Provide an exact reproduction of every entry.

Dataset entries:
[start]

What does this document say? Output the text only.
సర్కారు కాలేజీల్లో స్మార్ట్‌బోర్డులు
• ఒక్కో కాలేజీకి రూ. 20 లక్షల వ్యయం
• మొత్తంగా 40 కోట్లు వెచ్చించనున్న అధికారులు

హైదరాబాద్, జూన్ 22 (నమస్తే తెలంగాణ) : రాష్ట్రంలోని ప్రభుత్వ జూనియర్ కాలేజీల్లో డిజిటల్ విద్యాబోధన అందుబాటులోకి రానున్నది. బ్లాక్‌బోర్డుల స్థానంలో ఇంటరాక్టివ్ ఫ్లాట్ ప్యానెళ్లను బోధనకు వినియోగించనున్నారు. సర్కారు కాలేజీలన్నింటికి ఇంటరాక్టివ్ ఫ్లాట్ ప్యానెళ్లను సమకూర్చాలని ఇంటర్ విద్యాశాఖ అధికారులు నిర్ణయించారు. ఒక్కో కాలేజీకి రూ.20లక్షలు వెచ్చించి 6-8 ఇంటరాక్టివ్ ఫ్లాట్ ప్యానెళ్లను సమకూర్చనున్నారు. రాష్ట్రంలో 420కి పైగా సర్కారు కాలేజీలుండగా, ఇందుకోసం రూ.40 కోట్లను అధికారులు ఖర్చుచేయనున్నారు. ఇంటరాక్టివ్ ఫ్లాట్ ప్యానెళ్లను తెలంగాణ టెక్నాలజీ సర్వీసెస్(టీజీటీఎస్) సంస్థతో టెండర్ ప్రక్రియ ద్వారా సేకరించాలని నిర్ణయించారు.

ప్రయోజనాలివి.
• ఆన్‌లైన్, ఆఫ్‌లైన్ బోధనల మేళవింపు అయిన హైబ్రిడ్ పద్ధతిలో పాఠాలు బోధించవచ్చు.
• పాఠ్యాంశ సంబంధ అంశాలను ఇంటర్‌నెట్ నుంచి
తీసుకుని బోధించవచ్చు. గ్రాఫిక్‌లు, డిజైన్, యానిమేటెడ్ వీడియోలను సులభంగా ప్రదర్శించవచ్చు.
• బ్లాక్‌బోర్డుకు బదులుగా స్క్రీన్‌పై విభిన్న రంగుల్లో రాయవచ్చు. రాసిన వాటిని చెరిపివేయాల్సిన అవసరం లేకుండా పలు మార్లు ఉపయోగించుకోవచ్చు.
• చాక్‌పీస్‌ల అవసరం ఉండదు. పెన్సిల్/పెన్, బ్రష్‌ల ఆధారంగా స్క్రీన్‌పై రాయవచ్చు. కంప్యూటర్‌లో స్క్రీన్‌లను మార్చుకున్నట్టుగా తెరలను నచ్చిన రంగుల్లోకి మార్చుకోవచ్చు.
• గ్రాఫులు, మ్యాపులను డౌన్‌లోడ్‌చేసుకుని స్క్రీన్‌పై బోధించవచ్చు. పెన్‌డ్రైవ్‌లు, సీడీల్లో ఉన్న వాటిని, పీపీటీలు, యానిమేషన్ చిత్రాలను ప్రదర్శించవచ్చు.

[end]

FULL RESPONSE »
What does this document say? Output the text only.
సర్కారు కాలేజీల్లో స్మార్ట్‌బోర్డులు
• ఒక్కో కాలేజీకి రూ. 20 లక్షల వ్యయం
• మొత్తంగా 40 కోట్లు వెచ్చించనున్న అధికారులు

హైదరాబాద్, జూన్ 22 (నమస్తే తెలంగాణ) : రాష్ట్రంలోని ప్రభుత్వ జూనియర్ కాలేజీల్లో డిజిటల్ విద్యాబోధన అందుబాటులోకి రానున్నది. బ్లాక్‌బోర్డుల స్థానంలో ఇంటరాక్టివ్ ఫ్లాట్ ప్యానెళ్లను బోధనకు వినియోగించనున్నారు. సర్కారు కాలేజీలన్నింటికి ఇంటరాక్టివ్ ఫ్లాట్ ప్యానెళ్లను సమకూర్చాలని ఇంటర్ విద్యాశాఖ అధికారులు నిర్ణయించారు. ఒక్కో కాలేజీకి రూ.20లక్షలు వెచ్చించి 6-8 ఇంటరాక్టివ్ ఫ్లాట్ ప్యానెళ్లను సమకూర్చనున్నారు. రాష్ట్రంలో 420కి పైగా సర్కారు కాలేజీలుండగా, ఇందుకోసం రూ.40 కోట్లను అధికారులు ఖర్చుచేయనున్నారు. ఇంటరాక్టివ్ ఫ్లాట్ ప్యానెళ్లను తెలంగాణ టెక్నాలజీ సర్వీసెస్(టీజీటీఎస్) సంస్థతో టెండర్ ప్రక్రియ ద్వారా సేకరించాలని నిర్ణయించారు.

ప్రయోజనాలివి.
• ఆన్‌లైన్, ఆఫ్‌లైన్ బోధనల మేళవింపు అయిన హైబ్రిడ్ పద్ధతిలో పాఠాలు బోధించవచ్చు.
• పాఠ్యాంశ సంబంధ అంశాలను ఇంటర్‌నెట్ నుంచి
తీసుకుని బోధించవచ్చు. గ్రాఫిక్‌లు, డిజైన్, యానిమేటెడ్ వీడియోలను సులభంగా ప్రదర్శించవచ్చు.
• బ్లాక్‌బోర్డుకు బదులుగా స్క్రీన్‌పై విభిన్న రంగుల్లో రాయవచ్చు. రాసిన వాటిని చెరిపివేయాల్సిన అవసరం లేకుండా పలు మార్లు ఉపయోగించుకోవచ్చు.
• చాక్‌పీస్‌ల అవసరం ఉండదు. పెన్సిల్/పెన్, బ్రష్‌ల ఆధారంగా స్క్రీన్‌పై రాయవచ్చు. కంప్యూటర్‌లో స్క్రీన్‌లను మార్చుకున్నట్టుగా తెరలను నచ్చిన రంగుల్లోకి మార్చుకోవచ్చు.
• గ్రాఫులు, మ్యాపులను డౌన్‌లోడ్‌చేసుకుని స్క్రీన్‌పై బోధించవచ్చు. పెన్‌డ్రైవ్‌లు, సీడీల్లో ఉన్న వాటిని, పీపీటీలు, యానిమేషన్ చిత్రాలను ప్రదర్శించవచ్చు.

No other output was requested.